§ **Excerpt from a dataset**
==================================================

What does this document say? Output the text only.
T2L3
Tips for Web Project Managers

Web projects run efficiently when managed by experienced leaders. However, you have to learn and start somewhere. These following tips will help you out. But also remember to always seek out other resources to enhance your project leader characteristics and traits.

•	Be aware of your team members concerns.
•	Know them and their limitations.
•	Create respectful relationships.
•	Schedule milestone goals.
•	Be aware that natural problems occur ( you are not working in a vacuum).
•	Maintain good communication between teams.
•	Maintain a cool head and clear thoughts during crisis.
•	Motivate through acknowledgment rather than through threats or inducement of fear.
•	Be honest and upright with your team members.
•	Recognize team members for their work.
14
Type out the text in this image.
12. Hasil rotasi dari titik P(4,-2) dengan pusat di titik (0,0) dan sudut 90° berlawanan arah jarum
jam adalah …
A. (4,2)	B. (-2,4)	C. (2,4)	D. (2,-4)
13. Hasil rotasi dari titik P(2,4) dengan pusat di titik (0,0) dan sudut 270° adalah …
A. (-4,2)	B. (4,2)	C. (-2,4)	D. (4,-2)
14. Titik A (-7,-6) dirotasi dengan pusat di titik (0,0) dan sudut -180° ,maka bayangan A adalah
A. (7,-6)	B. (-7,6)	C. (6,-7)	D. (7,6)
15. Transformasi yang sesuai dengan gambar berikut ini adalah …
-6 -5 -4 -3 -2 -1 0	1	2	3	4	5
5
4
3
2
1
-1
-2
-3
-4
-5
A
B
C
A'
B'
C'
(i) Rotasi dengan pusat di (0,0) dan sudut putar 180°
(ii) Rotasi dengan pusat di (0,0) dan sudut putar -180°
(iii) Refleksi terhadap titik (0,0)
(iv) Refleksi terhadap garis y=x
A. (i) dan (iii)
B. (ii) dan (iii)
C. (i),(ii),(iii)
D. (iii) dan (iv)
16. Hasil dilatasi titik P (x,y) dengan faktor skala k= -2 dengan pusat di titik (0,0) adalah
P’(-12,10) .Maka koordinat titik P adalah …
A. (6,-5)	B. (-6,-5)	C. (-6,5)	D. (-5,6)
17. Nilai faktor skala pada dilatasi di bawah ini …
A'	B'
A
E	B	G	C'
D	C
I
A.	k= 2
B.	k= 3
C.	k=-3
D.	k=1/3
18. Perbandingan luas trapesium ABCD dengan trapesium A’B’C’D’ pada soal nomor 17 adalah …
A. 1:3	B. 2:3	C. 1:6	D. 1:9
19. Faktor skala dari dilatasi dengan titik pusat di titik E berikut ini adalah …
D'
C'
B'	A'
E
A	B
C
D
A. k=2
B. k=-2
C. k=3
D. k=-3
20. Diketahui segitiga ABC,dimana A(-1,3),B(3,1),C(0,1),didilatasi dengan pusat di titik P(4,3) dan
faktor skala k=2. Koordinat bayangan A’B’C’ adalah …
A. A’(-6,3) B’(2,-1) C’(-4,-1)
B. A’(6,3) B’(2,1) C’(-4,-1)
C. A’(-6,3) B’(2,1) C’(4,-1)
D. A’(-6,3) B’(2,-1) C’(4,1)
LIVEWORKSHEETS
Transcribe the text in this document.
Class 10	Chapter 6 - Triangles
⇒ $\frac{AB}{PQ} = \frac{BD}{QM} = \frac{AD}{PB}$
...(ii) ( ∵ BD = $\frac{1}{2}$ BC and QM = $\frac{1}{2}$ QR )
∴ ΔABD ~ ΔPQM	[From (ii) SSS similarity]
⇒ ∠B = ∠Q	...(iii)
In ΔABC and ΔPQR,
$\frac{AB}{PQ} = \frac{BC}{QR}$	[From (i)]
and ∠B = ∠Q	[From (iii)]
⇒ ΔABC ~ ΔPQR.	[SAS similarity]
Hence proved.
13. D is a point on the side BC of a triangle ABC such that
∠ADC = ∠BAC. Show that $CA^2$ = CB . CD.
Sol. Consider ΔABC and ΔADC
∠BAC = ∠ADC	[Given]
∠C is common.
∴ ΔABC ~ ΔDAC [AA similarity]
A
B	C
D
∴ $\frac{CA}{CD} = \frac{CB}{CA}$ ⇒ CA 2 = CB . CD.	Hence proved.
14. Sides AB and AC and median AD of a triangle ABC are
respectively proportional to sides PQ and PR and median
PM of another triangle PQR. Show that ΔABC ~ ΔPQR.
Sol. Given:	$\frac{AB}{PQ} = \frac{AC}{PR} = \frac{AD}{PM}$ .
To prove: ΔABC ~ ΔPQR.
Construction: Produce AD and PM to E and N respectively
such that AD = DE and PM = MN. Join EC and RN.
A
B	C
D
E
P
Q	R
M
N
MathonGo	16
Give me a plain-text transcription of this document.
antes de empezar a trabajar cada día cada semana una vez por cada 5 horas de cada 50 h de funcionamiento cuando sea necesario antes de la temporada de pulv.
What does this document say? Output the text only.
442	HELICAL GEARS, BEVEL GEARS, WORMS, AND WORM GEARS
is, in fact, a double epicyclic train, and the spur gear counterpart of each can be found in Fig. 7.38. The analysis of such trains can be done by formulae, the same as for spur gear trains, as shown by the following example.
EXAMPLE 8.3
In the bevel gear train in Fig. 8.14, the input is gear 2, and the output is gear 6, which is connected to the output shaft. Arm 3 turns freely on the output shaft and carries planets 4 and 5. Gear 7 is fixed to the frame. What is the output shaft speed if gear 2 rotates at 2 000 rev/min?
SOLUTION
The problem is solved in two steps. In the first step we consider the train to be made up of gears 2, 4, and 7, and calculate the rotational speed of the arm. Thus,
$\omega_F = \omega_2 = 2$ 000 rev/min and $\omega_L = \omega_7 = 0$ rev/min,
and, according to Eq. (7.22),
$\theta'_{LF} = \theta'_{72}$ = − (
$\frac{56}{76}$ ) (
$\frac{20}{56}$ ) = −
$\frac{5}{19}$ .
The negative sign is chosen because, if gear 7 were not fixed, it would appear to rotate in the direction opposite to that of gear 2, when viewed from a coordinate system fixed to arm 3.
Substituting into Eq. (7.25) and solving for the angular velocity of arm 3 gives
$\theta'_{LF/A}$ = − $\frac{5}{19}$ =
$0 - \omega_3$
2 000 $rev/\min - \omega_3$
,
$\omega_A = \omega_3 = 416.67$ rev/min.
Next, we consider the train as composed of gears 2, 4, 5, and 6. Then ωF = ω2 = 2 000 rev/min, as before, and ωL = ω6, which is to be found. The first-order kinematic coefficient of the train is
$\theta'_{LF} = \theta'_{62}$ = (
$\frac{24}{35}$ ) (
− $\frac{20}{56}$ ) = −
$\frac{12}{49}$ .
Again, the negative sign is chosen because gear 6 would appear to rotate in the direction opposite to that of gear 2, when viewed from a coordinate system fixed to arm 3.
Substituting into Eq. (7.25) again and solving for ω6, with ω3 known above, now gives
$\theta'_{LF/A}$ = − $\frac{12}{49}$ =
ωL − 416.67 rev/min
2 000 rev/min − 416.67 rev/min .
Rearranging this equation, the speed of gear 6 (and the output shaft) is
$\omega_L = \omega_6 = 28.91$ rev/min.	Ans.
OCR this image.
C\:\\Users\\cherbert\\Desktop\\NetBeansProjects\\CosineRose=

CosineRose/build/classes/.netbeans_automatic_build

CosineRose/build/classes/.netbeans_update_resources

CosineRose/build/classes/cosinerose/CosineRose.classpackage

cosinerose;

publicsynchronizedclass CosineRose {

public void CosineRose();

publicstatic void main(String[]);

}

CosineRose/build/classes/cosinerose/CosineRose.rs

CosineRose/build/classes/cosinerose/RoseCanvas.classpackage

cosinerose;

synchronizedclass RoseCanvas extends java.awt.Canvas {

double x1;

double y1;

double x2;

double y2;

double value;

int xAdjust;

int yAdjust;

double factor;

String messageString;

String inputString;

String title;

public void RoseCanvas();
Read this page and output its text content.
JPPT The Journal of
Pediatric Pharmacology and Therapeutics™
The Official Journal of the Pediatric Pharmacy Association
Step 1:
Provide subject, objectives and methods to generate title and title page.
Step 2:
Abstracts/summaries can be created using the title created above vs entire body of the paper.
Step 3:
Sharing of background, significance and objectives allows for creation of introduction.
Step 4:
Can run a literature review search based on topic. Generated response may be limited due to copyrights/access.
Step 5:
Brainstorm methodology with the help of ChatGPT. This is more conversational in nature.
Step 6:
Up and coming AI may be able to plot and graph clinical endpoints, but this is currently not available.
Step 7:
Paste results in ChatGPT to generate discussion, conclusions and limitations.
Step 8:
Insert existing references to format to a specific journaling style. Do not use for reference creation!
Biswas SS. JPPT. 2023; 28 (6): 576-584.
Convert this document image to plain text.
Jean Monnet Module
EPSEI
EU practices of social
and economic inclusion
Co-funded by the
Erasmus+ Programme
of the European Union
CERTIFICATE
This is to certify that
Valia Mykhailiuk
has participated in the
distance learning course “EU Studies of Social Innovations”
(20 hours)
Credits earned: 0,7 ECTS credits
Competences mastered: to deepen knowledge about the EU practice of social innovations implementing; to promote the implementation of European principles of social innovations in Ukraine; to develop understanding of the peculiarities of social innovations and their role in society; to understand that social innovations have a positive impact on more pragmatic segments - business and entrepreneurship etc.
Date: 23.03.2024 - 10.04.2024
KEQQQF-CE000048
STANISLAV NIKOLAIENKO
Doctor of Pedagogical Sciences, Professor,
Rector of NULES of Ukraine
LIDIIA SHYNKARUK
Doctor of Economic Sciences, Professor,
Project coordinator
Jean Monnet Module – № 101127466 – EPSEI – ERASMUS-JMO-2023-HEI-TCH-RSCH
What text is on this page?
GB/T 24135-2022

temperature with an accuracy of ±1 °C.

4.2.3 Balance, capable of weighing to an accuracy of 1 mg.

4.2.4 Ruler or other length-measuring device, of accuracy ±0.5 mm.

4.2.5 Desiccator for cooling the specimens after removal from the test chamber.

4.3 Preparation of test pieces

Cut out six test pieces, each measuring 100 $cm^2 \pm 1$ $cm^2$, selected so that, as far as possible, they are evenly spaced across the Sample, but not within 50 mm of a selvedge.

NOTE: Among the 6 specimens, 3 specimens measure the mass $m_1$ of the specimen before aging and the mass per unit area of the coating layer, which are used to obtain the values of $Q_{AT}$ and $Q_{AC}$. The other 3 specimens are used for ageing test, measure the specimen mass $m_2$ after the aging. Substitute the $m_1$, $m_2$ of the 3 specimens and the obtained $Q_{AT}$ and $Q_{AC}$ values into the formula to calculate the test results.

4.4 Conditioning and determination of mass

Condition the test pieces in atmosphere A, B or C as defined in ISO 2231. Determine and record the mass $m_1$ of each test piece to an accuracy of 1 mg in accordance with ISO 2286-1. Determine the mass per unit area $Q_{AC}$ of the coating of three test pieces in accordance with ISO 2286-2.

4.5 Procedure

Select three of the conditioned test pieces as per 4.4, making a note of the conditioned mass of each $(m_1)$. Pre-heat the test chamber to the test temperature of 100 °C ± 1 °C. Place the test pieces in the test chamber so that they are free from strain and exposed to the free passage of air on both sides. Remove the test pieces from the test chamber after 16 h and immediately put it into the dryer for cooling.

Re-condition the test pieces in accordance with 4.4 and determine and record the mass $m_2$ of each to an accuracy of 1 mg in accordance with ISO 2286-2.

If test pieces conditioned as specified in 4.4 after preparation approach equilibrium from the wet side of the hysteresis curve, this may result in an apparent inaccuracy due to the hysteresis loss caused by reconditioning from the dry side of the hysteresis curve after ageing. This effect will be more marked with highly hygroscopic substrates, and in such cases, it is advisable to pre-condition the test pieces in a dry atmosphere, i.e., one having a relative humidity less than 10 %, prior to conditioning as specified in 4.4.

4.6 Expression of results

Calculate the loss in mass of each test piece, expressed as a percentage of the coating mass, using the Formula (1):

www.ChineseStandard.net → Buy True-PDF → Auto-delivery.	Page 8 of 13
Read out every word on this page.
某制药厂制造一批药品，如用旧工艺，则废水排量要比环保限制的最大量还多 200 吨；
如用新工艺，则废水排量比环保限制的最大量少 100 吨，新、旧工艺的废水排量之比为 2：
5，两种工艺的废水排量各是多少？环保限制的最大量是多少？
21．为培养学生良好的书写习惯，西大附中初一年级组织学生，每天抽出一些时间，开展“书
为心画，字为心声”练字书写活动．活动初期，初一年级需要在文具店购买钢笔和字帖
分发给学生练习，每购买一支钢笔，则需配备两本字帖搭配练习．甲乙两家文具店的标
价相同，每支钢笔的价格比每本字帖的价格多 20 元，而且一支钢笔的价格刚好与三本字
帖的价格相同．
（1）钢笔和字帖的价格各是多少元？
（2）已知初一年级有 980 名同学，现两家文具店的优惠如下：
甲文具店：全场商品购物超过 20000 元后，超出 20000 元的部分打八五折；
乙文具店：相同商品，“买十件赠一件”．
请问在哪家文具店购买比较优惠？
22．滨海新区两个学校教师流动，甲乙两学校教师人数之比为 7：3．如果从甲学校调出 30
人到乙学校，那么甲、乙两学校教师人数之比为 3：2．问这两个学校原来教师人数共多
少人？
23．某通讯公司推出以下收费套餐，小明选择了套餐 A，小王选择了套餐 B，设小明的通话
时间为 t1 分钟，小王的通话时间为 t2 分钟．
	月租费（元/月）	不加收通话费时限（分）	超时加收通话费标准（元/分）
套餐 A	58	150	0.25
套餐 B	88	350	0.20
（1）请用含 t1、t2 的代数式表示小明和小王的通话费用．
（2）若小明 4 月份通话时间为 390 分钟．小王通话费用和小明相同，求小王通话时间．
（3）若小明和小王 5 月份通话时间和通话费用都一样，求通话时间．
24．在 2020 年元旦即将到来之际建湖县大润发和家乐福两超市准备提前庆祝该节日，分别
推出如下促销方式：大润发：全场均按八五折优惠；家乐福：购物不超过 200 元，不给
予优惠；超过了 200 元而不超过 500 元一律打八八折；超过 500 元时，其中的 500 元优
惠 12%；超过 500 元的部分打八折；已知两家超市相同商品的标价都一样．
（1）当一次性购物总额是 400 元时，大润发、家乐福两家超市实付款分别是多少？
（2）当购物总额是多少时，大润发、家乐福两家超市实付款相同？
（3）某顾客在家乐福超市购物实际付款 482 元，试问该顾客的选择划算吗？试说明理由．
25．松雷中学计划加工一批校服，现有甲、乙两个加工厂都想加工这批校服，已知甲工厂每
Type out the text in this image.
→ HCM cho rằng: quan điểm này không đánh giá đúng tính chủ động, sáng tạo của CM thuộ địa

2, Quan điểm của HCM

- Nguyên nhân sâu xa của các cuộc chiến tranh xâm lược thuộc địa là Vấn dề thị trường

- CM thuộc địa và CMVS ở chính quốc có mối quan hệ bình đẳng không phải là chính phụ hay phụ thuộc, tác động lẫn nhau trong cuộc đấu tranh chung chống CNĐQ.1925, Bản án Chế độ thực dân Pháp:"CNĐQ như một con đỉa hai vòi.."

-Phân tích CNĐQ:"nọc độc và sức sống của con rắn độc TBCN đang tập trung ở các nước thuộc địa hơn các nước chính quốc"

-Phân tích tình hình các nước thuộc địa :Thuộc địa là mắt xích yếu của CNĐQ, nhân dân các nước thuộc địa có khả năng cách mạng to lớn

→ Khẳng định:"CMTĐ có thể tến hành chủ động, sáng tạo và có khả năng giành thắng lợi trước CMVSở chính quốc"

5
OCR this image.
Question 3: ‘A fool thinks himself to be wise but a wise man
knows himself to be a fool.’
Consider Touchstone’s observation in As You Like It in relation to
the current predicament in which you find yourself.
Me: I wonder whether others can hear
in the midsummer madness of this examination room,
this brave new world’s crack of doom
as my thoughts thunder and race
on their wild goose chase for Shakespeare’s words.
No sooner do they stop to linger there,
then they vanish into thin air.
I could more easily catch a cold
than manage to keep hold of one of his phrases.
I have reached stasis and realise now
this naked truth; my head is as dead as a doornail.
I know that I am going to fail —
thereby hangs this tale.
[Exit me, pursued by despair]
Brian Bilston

==================================================

§ **What to do**
Select the lines from the entries that include the word "ΔPQR".

§ **Problem solution**
In ΔABC and ΔPQR,
⇒ ΔABC ~ ΔPQR.	[SAS similarity]
PM of another triangle PQR. Show that ΔABC ~ ΔPQR.
To prove: ΔABC ~ ΔPQR.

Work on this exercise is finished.